*Direction*:
In the data, extract each line that holds the string "Read".

*Task inputs*:
────────────────────────────────────────

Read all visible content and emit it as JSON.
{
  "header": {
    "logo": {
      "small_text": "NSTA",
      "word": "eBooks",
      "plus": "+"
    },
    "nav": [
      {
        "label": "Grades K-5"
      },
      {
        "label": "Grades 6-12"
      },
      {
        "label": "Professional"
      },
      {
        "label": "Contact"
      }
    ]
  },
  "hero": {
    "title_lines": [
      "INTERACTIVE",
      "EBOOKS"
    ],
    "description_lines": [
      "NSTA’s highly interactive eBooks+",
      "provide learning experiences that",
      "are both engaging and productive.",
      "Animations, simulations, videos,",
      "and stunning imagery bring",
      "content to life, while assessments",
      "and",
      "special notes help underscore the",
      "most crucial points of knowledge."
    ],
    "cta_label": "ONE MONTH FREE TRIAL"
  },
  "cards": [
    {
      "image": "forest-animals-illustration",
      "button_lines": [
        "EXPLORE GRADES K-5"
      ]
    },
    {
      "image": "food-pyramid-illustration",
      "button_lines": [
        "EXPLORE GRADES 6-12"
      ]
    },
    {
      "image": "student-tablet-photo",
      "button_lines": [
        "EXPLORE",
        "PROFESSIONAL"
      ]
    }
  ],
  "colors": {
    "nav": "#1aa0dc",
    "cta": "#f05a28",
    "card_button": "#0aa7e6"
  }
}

────────────────────────────────────────

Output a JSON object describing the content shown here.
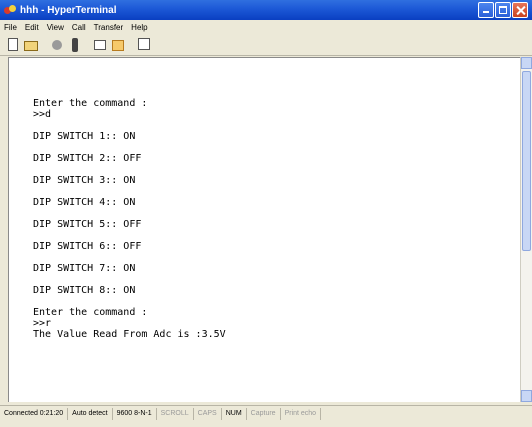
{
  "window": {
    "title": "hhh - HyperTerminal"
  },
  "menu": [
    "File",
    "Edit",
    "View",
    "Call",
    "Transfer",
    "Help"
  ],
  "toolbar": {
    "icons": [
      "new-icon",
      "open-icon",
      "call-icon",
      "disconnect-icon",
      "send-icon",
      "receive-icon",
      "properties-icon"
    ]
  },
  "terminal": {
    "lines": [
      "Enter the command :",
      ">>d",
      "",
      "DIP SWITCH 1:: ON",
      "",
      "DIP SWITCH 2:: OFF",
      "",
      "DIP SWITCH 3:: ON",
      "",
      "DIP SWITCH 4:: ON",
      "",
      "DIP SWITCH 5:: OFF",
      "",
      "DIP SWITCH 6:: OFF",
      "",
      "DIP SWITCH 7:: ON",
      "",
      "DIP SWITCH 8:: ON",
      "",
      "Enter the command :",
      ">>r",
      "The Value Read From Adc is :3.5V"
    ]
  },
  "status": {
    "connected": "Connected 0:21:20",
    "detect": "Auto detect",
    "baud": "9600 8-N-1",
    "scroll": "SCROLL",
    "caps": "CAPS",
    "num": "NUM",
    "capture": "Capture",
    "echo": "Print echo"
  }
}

────────────────────────────────────────

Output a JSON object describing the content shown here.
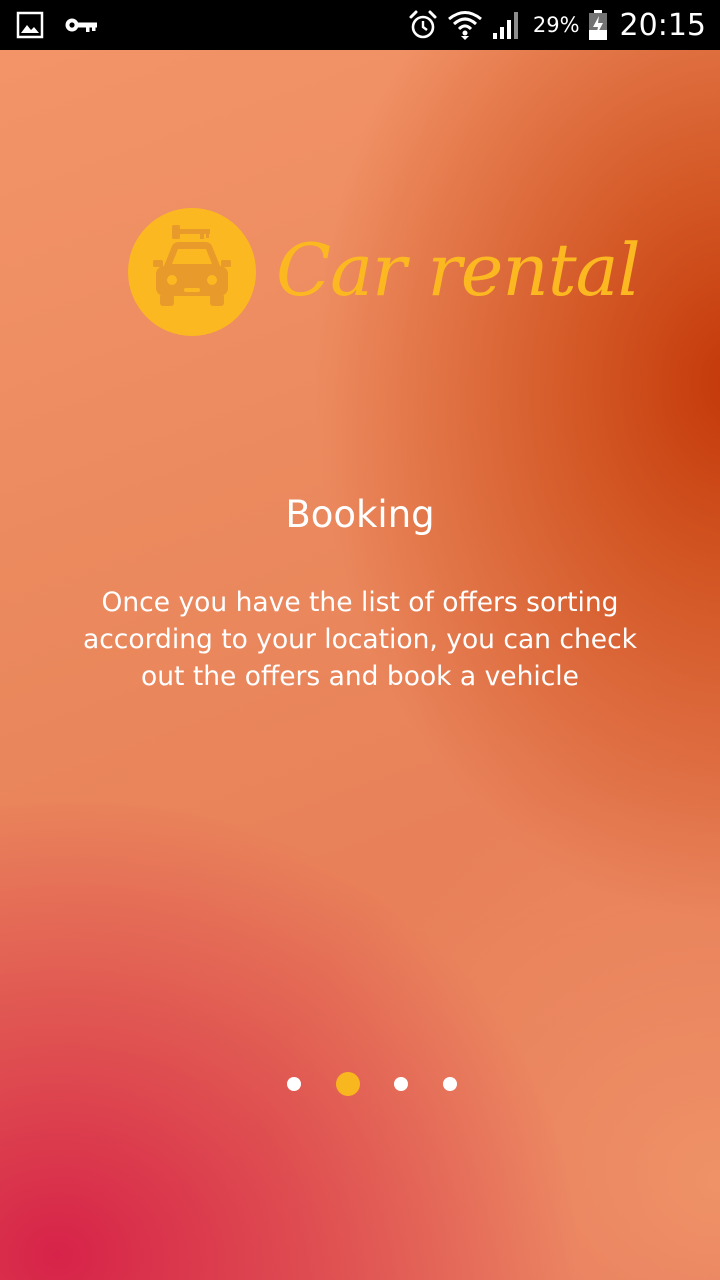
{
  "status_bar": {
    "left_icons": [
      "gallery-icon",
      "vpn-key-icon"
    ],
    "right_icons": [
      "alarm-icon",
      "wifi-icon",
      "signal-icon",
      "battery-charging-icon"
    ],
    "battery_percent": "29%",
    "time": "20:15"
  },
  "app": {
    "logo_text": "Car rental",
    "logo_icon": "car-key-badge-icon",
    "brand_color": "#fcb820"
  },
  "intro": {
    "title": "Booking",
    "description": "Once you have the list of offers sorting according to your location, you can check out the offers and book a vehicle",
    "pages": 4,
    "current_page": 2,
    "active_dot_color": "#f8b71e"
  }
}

────────────────────────────────────────

*Written response*:
Read all visible content and emit it as JSON.
      "The Value Read From Adc is :3.5V"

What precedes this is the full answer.